---------- DATASET CONTENT

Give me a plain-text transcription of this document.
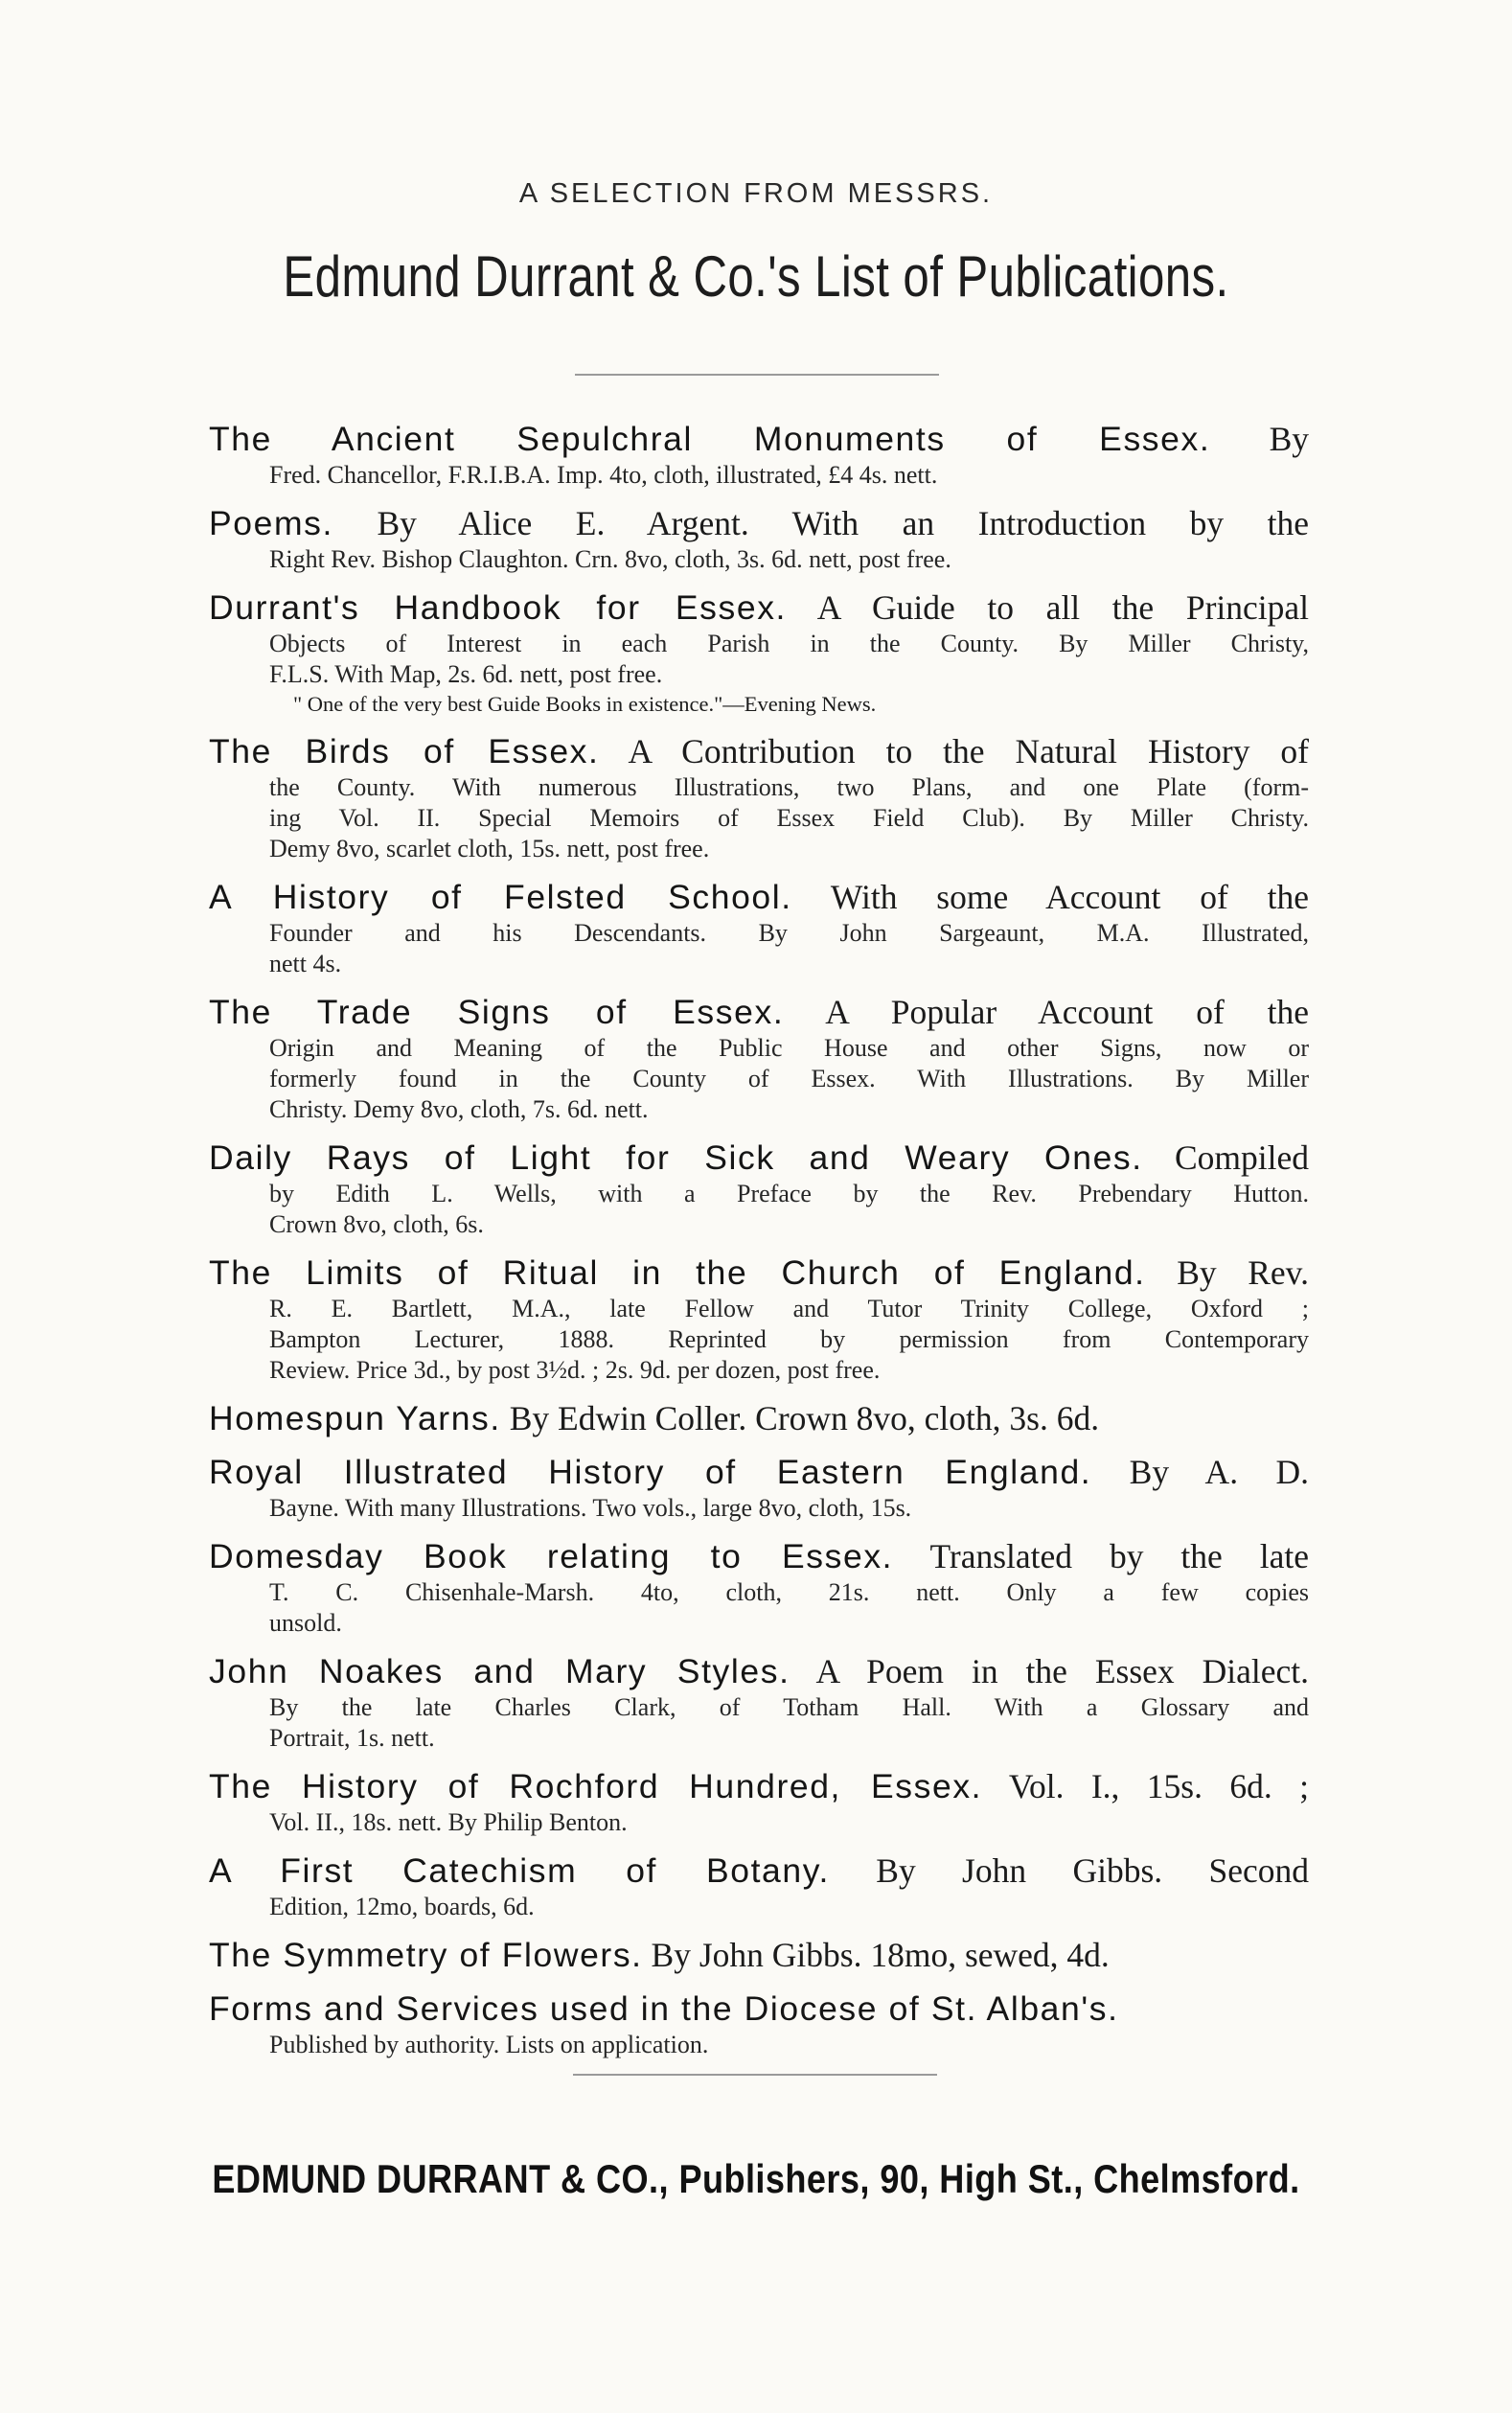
A SELECTION FROM MESSRS.
Edmund Durrant & Co.'s List of Publications.
The Ancient Sepulchral Monuments of Essex. By
Fred. Chancellor, F.R.I.B.A. Imp. 4to, cloth, illustrated, £4 4s. nett.
Poems. By Alice E. Argent. With an Introduction by the
Right Rev. Bishop Claughton. Crn. 8vo, cloth, 3s. 6d. nett, post free.
Durrant's Handbook for Essex. A Guide to all the Principal
Objects of Interest in each Parish in the County. By Miller Christy,
F.L.S. With Map, 2s. 6d. nett, post free.
" One of the very best Guide Books in existence."—Evening News.
The Birds of Essex. A Contribution to the Natural History of
the County. With numerous Illustrations, two Plans, and one Plate (form-
ing Vol. II. Special Memoirs of Essex Field Club). By Miller Christy.
Demy 8vo, scarlet cloth, 15s. nett, post free.
A History of Felsted School. With some Account of the
Founder and his Descendants. By John Sargeaunt, M.A. Illustrated,
nett 4s.
The Trade Signs of Essex. A Popular Account of the
Origin and Meaning of the Public House and other Signs, now or
formerly found in the County of Essex. With Illustrations. By Miller
Christy. Demy 8vo, cloth, 7s. 6d. nett.
Daily Rays of Light for Sick and Weary Ones. Compiled
by Edith L. Wells, with a Preface by the Rev. Prebendary Hutton.
Crown 8vo, cloth, 6s.
The Limits of Ritual in the Church of England. By Rev.
R. E. Bartlett, M.A., late Fellow and Tutor Trinity College, Oxford ;
Bampton Lecturer, 1888. Reprinted by permission from Contemporary
Review. Price 3d., by post 3½d. ; 2s. 9d. per dozen, post free.
Homespun Yarns. By Edwin Coller. Crown 8vo, cloth, 3s. 6d.
Royal Illustrated History of Eastern England. By A. D.
Bayne. With many Illustrations. Two vols., large 8vo, cloth, 15s.
Domesday Book relating to Essex. Translated by the late
T. C. Chisenhale-Marsh. 4to, cloth, 21s. nett. Only a few copies
unsold.
John Noakes and Mary Styles. A Poem in the Essex Dialect.
By the late Charles Clark, of Totham Hall. With a Glossary and
Portrait, 1s. nett.
The History of Rochford Hundred, Essex. Vol. I., 15s. 6d. ;
Vol. II., 18s. nett. By Philip Benton.
A First Catechism of Botany. By John Gibbs. Second
Edition, 12mo, boards, 6d.
The Symmetry of Flowers. By John Gibbs. 18mo, sewed, 4d.
Forms and Services used in the Diocese of St. Alban's.
Published by authority. Lists on application.
EDMUND DURRANT & CO., Publishers, 90, High St., Chelmsford.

--------------------

• [STATED GOAL] Reproduce every record above exactly, omitting the pictures.

• [OUTPUT]
Give me a plain-text transcription of this document.
A SELECTION FROM MESSRS.
Edmund Durrant & Co.'s List of Publications.
The Ancient Sepulchral Monuments of Essex. By
Fred. Chancellor, F.R.I.B.A. Imp. 4to, cloth, illustrated, £4 4s. nett.
Poems. By Alice E. Argent. With an Introduction by the
Right Rev. Bishop Claughton. Crn. 8vo, cloth, 3s. 6d. nett, post free.
Durrant's Handbook for Essex. A Guide to all the Principal
Objects of Interest in each Parish in the County. By Miller Christy,
F.L.S. With Map, 2s. 6d. nett, post free.
" One of the very best Guide Books in existence."—Evening News.
The Birds of Essex. A Contribution to the Natural History of
the County. With numerous Illustrations, two Plans, and one Plate (form-
ing Vol. II. Special Memoirs of Essex Field Club). By Miller Christy.
Demy 8vo, scarlet cloth, 15s. nett, post free.
A History of Felsted School. With some Account of the
Founder and his Descendants. By John Sargeaunt, M.A. Illustrated,
nett 4s.
The Trade Signs of Essex. A Popular Account of the
Origin and Meaning of the Public House and other Signs, now or
formerly found in the County of Essex. With Illustrations. By Miller
Christy. Demy 8vo, cloth, 7s. 6d. nett.
Daily Rays of Light for Sick and Weary Ones. Compiled
by Edith L. Wells, with a Preface by the Rev. Prebendary Hutton.
Crown 8vo, cloth, 6s.
The Limits of Ritual in the Church of England. By Rev.
R. E. Bartlett, M.A., late Fellow and Tutor Trinity College, Oxford ;
Bampton Lecturer, 1888. Reprinted by permission from Contemporary
Review. Price 3d., by post 3½d. ; 2s. 9d. per dozen, post free.
Homespun Yarns. By Edwin Coller. Crown 8vo, cloth, 3s. 6d.
Royal Illustrated History of Eastern England. By A. D.
Bayne. With many Illustrations. Two vols., large 8vo, cloth, 15s.
Domesday Book relating to Essex. Translated by the late
T. C. Chisenhale-Marsh. 4to, cloth, 21s. nett. Only a few copies
unsold.
John Noakes and Mary Styles. A Poem in the Essex Dialect.
By the late Charles Clark, of Totham Hall. With a Glossary and
Portrait, 1s. nett.
The History of Rochford Hundred, Essex. Vol. I., 15s. 6d. ;
Vol. II., 18s. nett. By Philip Benton.
A First Catechism of Botany. By John Gibbs. Second
Edition, 12mo, boards, 6d.
The Symmetry of Flowers. By John Gibbs. 18mo, sewed, 4d.
Forms and Services used in the Diocese of St. Alban's.
Published by authority. Lists on application.
EDMUND DURRANT & CO., Publishers, 90, High St., Chelmsford.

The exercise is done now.